[Items from a dataset]

++++++

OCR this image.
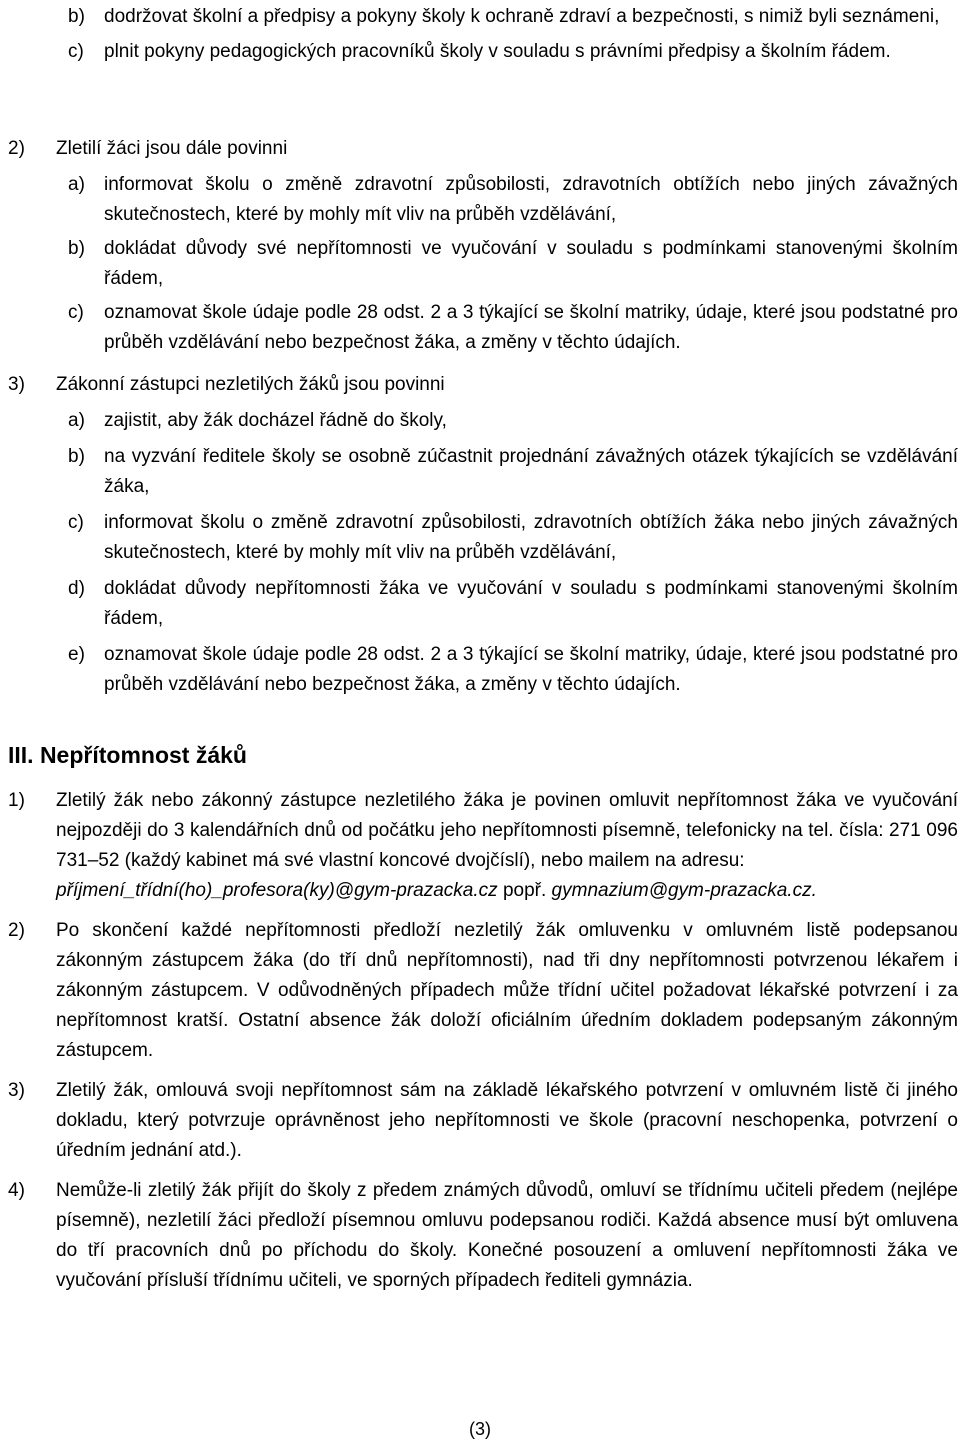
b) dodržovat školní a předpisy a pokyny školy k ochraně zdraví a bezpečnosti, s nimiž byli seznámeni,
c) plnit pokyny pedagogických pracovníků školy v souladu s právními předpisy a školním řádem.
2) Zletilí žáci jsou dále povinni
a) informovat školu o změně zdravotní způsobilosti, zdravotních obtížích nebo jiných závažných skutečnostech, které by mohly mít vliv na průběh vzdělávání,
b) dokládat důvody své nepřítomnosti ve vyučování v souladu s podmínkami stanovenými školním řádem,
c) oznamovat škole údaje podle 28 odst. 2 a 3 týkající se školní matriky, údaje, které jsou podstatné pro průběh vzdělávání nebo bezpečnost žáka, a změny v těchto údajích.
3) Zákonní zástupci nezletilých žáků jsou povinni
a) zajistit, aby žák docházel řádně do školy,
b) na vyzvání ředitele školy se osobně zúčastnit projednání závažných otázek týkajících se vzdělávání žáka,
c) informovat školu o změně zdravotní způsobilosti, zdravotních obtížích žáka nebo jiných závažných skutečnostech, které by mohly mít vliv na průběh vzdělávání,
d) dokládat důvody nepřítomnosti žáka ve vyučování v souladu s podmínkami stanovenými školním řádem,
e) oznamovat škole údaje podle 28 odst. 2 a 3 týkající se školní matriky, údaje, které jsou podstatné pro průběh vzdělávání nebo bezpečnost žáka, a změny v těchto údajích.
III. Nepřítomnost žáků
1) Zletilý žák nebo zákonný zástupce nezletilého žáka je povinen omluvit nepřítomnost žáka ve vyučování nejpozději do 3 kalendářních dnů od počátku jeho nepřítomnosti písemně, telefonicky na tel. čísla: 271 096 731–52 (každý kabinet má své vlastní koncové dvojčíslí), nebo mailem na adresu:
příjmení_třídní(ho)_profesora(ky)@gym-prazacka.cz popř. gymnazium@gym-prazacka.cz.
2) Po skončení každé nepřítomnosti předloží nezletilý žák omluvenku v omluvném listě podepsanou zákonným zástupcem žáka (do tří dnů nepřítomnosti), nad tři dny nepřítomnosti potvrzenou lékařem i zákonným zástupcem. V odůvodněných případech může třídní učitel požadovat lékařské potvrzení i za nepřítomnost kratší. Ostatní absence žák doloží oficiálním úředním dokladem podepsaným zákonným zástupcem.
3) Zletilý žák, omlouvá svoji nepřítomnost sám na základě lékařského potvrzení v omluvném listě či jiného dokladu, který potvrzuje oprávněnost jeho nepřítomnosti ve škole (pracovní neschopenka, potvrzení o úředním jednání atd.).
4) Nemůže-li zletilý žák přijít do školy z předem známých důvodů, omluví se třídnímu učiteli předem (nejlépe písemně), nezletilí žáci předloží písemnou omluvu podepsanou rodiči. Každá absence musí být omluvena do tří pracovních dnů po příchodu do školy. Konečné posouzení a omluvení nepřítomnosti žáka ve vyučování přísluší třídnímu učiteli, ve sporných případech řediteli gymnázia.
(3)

++++++

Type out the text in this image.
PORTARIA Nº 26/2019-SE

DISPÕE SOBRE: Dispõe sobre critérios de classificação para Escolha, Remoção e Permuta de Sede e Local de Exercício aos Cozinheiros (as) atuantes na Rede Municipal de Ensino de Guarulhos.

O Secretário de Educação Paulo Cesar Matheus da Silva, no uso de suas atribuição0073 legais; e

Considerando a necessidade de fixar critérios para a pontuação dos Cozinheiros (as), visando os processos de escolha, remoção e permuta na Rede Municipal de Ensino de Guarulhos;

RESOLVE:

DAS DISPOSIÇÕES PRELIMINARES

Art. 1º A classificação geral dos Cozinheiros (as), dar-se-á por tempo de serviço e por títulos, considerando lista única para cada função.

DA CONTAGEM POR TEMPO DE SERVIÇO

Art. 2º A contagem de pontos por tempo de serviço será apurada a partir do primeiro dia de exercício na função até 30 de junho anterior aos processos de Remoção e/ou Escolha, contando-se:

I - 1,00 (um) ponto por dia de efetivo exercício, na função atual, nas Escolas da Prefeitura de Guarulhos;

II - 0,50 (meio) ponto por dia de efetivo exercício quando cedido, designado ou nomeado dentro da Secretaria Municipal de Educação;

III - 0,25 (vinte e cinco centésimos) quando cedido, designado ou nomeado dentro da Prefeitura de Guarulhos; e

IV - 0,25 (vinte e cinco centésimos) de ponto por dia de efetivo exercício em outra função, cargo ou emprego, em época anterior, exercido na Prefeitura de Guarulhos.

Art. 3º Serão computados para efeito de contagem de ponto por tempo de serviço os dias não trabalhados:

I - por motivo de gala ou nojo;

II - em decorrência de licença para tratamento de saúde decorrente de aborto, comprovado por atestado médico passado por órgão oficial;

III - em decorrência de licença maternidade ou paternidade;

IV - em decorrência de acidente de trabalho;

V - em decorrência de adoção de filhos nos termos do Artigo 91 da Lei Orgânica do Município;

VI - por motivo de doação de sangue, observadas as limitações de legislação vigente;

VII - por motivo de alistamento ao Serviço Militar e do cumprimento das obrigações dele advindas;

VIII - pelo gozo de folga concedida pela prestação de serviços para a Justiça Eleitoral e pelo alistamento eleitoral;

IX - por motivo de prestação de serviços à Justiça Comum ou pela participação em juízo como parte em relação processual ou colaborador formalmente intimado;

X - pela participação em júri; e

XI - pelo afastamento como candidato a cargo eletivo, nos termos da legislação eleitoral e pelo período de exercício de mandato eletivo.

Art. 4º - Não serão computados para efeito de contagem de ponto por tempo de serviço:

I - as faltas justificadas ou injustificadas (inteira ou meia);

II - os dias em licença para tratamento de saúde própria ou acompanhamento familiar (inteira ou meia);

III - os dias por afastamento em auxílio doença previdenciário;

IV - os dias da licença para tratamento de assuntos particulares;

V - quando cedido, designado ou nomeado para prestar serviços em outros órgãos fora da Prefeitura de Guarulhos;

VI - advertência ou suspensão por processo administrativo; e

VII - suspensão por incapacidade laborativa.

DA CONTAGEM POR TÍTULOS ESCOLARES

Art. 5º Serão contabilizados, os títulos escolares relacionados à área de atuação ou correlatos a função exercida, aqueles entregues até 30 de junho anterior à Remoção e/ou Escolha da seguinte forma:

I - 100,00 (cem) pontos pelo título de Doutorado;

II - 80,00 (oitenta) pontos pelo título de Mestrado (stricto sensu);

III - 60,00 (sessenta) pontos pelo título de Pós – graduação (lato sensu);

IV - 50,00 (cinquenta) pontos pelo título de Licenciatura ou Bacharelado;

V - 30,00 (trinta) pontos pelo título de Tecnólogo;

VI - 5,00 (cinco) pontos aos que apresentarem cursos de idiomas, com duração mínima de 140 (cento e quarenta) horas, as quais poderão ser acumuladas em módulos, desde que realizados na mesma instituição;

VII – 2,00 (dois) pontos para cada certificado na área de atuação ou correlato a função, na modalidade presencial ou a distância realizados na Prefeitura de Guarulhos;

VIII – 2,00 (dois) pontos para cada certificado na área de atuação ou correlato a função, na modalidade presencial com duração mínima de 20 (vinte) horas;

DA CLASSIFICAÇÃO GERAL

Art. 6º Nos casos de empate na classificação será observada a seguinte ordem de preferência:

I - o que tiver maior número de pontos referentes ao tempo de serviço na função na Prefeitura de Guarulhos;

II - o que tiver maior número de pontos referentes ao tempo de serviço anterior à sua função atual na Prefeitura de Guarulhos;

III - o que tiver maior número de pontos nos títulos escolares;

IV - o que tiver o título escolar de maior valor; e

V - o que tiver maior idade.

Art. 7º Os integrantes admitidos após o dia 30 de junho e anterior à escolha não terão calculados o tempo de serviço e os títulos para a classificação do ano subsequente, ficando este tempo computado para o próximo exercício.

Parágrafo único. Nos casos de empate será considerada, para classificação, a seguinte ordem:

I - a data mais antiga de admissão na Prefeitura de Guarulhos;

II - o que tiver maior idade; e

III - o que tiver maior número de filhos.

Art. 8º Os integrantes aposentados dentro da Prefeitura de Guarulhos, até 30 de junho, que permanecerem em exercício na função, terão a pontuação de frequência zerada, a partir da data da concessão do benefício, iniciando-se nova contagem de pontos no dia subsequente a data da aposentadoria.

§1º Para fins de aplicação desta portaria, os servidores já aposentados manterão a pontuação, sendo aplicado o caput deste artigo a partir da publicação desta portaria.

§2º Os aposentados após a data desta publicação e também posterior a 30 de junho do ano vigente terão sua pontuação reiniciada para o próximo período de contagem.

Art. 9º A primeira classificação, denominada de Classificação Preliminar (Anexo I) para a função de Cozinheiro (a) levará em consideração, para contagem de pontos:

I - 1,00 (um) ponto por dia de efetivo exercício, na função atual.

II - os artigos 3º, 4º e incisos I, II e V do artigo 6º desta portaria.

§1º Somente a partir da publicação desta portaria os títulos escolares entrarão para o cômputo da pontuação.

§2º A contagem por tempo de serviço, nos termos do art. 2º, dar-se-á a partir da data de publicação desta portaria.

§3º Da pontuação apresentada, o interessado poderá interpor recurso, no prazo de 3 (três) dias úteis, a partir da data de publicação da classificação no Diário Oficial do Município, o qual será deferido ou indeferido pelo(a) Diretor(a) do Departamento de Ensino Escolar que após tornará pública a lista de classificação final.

++++++

— PROBLEM DETAILS —
Determine the number of lines in the records that include the string "průběh", and respond with that number only.

— CORRECT OUTPUT —
4